-- START OF Dataset records --

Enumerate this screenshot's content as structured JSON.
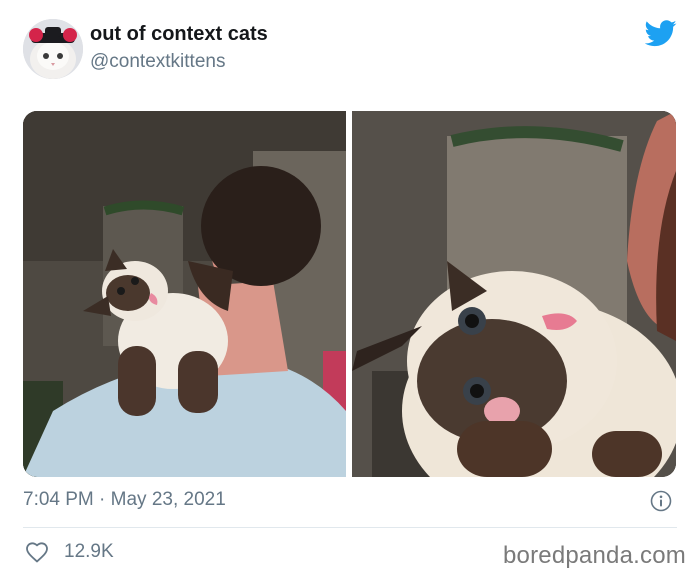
{
  "user": {
    "display_name": "out of context cats",
    "handle": "@contextkittens"
  },
  "tweet": {
    "timestamp": "7:04 PM · May 23, 2021",
    "likes": "12.9K"
  },
  "watermark": "boredpanda.com",
  "icons": {
    "brand": "twitter-bird-icon",
    "info": "info-icon",
    "like": "heart-icon"
  },
  "colors": {
    "twitter_blue": "#1da1f2",
    "secondary_text": "#657786",
    "primary_text": "#14171a",
    "divider": "#e1e8ed"
  }
}
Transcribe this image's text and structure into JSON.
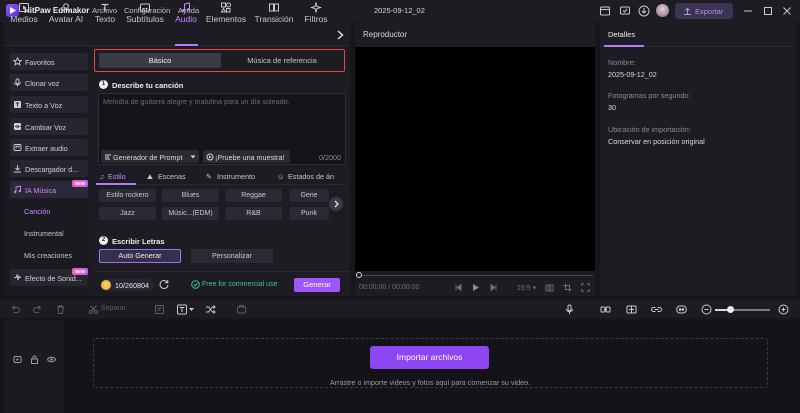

-- END OF Dataset records --

Copy each line in full and exactly, omitting any picture.

_Task response_
Enumerate this screenshot's content as structured JSON.
{
  "user": {
    "display_name": "out of context cats",
    "handle": "@contextkittens"
  },
  "tweet": {
    "timestamp": "7:04 PM · May 23, 2021",
    "likes": "12.9K"
  },
  "watermark": "boredpanda.com",
  "icons": {
    "brand": "twitter-bird-icon",
    "info": "info-icon",
    "like": "heart-icon"
  },
  "colors": {
    "twitter_blue": "#1da1f2",
    "secondary_text": "#657786",
    "primary_text": "#14171a",
    "divider": "#e1e8ed"
  }
}
Transcribe this image's text and structure into JSON.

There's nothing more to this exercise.